[START DATA TO USE]
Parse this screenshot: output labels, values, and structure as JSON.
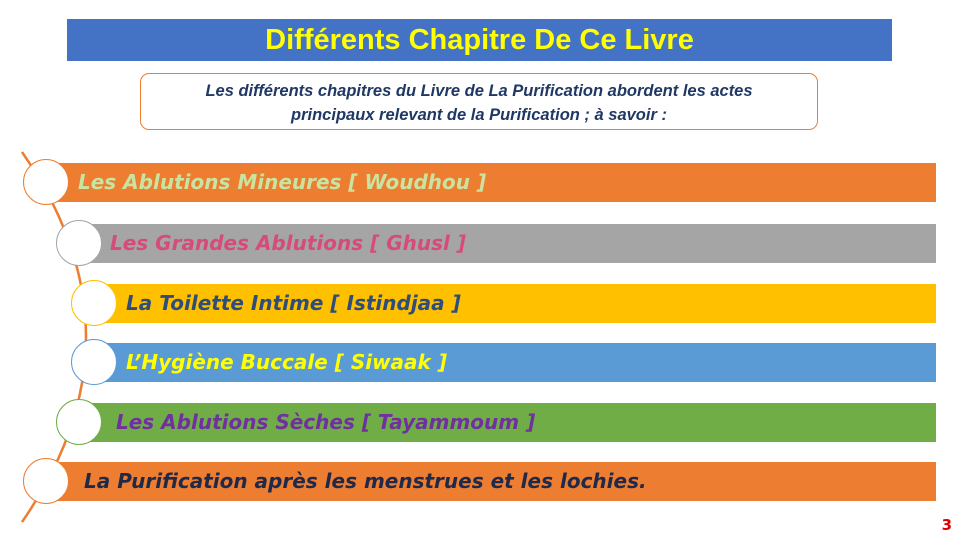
{
  "title": "Différents Chapitre De Ce Livre",
  "intro": {
    "line1": "Les différents chapitres du Livre de La Purification abordent les actes",
    "line2": "principaux relevant de la Purification ; à savoir  :"
  },
  "chapters": [
    {
      "label": "Les Ablutions Mineures [ Woudhou ]",
      "bar_color": "#ed7d31",
      "text_color": "#c9e3a0",
      "circle_color": "#ed7d31"
    },
    {
      "label": "Les Grandes Ablutions [ Ghusl ]",
      "bar_color": "#a5a5a5",
      "text_color": "#d64b7c",
      "circle_color": "#a5a5a5"
    },
    {
      "label": "La Toilette Intime [ Istindjaa ]",
      "bar_color": "#ffc000",
      "text_color": "#2f4d7a",
      "circle_color": "#ffc000"
    },
    {
      "label": "L’Hygiène Buccale [ Siwaak ]",
      "bar_color": "#5b9bd5",
      "text_color": "#ffff00",
      "circle_color": "#5b9bd5"
    },
    {
      "label": "Les Ablutions Sèches [ Tayammoum ]",
      "bar_color": "#70ad47",
      "text_color": "#7030a0",
      "circle_color": "#70ad47"
    },
    {
      "label": "La Purification après les menstrues et les lochies.",
      "bar_color": "#ed7d31",
      "text_color": "#1f2a4a",
      "circle_color": "#ed7d31"
    }
  ],
  "page_number": "3"
}
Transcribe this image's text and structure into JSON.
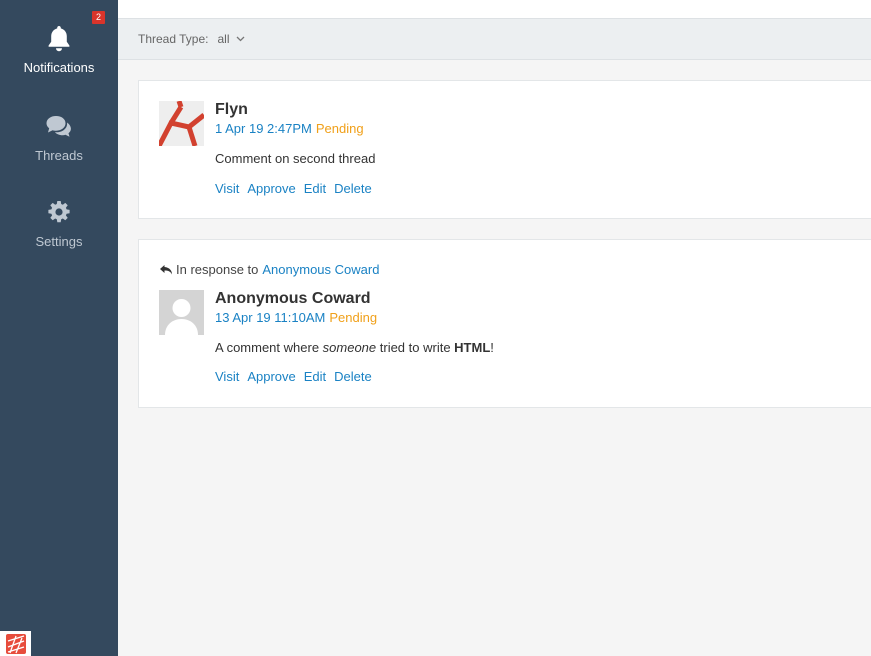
{
  "sidebar": {
    "items": [
      {
        "label": "Notifications",
        "icon": "bell-icon",
        "active": true,
        "badge": "2"
      },
      {
        "label": "Threads",
        "icon": "comments-icon",
        "active": false
      },
      {
        "label": "Settings",
        "icon": "gear-icon",
        "active": false
      }
    ]
  },
  "filter": {
    "label": "Thread Type:",
    "value": "all"
  },
  "comments": [
    {
      "author": "Flyn",
      "date": "1 Apr 19 2:47PM",
      "status": "Pending",
      "body": "Comment on second thread",
      "actions": [
        "Visit",
        "Approve",
        "Edit",
        "Delete"
      ]
    },
    {
      "in_response_label": "In response to",
      "in_response_to": "Anonymous Coward",
      "author": "Anonymous Coward",
      "date": "13 Apr 19 11:10AM",
      "status": "Pending",
      "body_parts": [
        "A comment where ",
        "someone",
        " tried to write ",
        "HTML",
        "!"
      ],
      "actions": [
        "Visit",
        "Approve",
        "Edit",
        "Delete"
      ]
    }
  ],
  "colors": {
    "sidebar": "#34495e",
    "link": "#1a82c4",
    "pending": "#f0a01a",
    "badge": "#d9342b"
  }
}
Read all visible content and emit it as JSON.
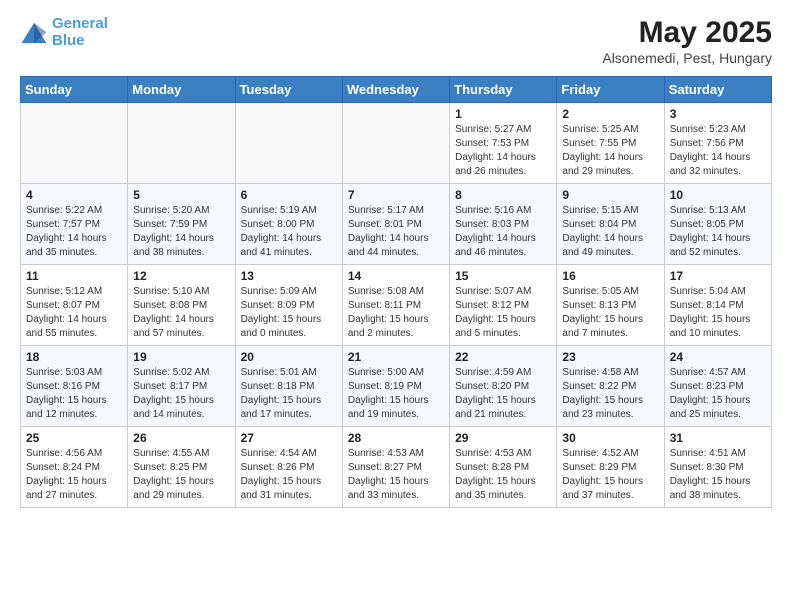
{
  "logo": {
    "line1": "General",
    "line2": "Blue"
  },
  "title": "May 2025",
  "subtitle": "Alsonemedi, Pest, Hungary",
  "weekdays": [
    "Sunday",
    "Monday",
    "Tuesday",
    "Wednesday",
    "Thursday",
    "Friday",
    "Saturday"
  ],
  "weeks": [
    [
      {
        "day": "",
        "info": ""
      },
      {
        "day": "",
        "info": ""
      },
      {
        "day": "",
        "info": ""
      },
      {
        "day": "",
        "info": ""
      },
      {
        "day": "1",
        "info": "Sunrise: 5:27 AM\nSunset: 7:53 PM\nDaylight: 14 hours\nand 26 minutes."
      },
      {
        "day": "2",
        "info": "Sunrise: 5:25 AM\nSunset: 7:55 PM\nDaylight: 14 hours\nand 29 minutes."
      },
      {
        "day": "3",
        "info": "Sunrise: 5:23 AM\nSunset: 7:56 PM\nDaylight: 14 hours\nand 32 minutes."
      }
    ],
    [
      {
        "day": "4",
        "info": "Sunrise: 5:22 AM\nSunset: 7:57 PM\nDaylight: 14 hours\nand 35 minutes."
      },
      {
        "day": "5",
        "info": "Sunrise: 5:20 AM\nSunset: 7:59 PM\nDaylight: 14 hours\nand 38 minutes."
      },
      {
        "day": "6",
        "info": "Sunrise: 5:19 AM\nSunset: 8:00 PM\nDaylight: 14 hours\nand 41 minutes."
      },
      {
        "day": "7",
        "info": "Sunrise: 5:17 AM\nSunset: 8:01 PM\nDaylight: 14 hours\nand 44 minutes."
      },
      {
        "day": "8",
        "info": "Sunrise: 5:16 AM\nSunset: 8:03 PM\nDaylight: 14 hours\nand 46 minutes."
      },
      {
        "day": "9",
        "info": "Sunrise: 5:15 AM\nSunset: 8:04 PM\nDaylight: 14 hours\nand 49 minutes."
      },
      {
        "day": "10",
        "info": "Sunrise: 5:13 AM\nSunset: 8:05 PM\nDaylight: 14 hours\nand 52 minutes."
      }
    ],
    [
      {
        "day": "11",
        "info": "Sunrise: 5:12 AM\nSunset: 8:07 PM\nDaylight: 14 hours\nand 55 minutes."
      },
      {
        "day": "12",
        "info": "Sunrise: 5:10 AM\nSunset: 8:08 PM\nDaylight: 14 hours\nand 57 minutes."
      },
      {
        "day": "13",
        "info": "Sunrise: 5:09 AM\nSunset: 8:09 PM\nDaylight: 15 hours\nand 0 minutes."
      },
      {
        "day": "14",
        "info": "Sunrise: 5:08 AM\nSunset: 8:11 PM\nDaylight: 15 hours\nand 2 minutes."
      },
      {
        "day": "15",
        "info": "Sunrise: 5:07 AM\nSunset: 8:12 PM\nDaylight: 15 hours\nand 5 minutes."
      },
      {
        "day": "16",
        "info": "Sunrise: 5:05 AM\nSunset: 8:13 PM\nDaylight: 15 hours\nand 7 minutes."
      },
      {
        "day": "17",
        "info": "Sunrise: 5:04 AM\nSunset: 8:14 PM\nDaylight: 15 hours\nand 10 minutes."
      }
    ],
    [
      {
        "day": "18",
        "info": "Sunrise: 5:03 AM\nSunset: 8:16 PM\nDaylight: 15 hours\nand 12 minutes."
      },
      {
        "day": "19",
        "info": "Sunrise: 5:02 AM\nSunset: 8:17 PM\nDaylight: 15 hours\nand 14 minutes."
      },
      {
        "day": "20",
        "info": "Sunrise: 5:01 AM\nSunset: 8:18 PM\nDaylight: 15 hours\nand 17 minutes."
      },
      {
        "day": "21",
        "info": "Sunrise: 5:00 AM\nSunset: 8:19 PM\nDaylight: 15 hours\nand 19 minutes."
      },
      {
        "day": "22",
        "info": "Sunrise: 4:59 AM\nSunset: 8:20 PM\nDaylight: 15 hours\nand 21 minutes."
      },
      {
        "day": "23",
        "info": "Sunrise: 4:58 AM\nSunset: 8:22 PM\nDaylight: 15 hours\nand 23 minutes."
      },
      {
        "day": "24",
        "info": "Sunrise: 4:57 AM\nSunset: 8:23 PM\nDaylight: 15 hours\nand 25 minutes."
      }
    ],
    [
      {
        "day": "25",
        "info": "Sunrise: 4:56 AM\nSunset: 8:24 PM\nDaylight: 15 hours\nand 27 minutes."
      },
      {
        "day": "26",
        "info": "Sunrise: 4:55 AM\nSunset: 8:25 PM\nDaylight: 15 hours\nand 29 minutes."
      },
      {
        "day": "27",
        "info": "Sunrise: 4:54 AM\nSunset: 8:26 PM\nDaylight: 15 hours\nand 31 minutes."
      },
      {
        "day": "28",
        "info": "Sunrise: 4:53 AM\nSunset: 8:27 PM\nDaylight: 15 hours\nand 33 minutes."
      },
      {
        "day": "29",
        "info": "Sunrise: 4:53 AM\nSunset: 8:28 PM\nDaylight: 15 hours\nand 35 minutes."
      },
      {
        "day": "30",
        "info": "Sunrise: 4:52 AM\nSunset: 8:29 PM\nDaylight: 15 hours\nand 37 minutes."
      },
      {
        "day": "31",
        "info": "Sunrise: 4:51 AM\nSunset: 8:30 PM\nDaylight: 15 hours\nand 38 minutes."
      }
    ]
  ]
}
[END DATA TO USE]
*PROMPT*
Search the data for "author" and list every line in which it occurs.

*WRITTEN ANSWER*
      "author": "Flyn",
      "author": "Anonymous Coward",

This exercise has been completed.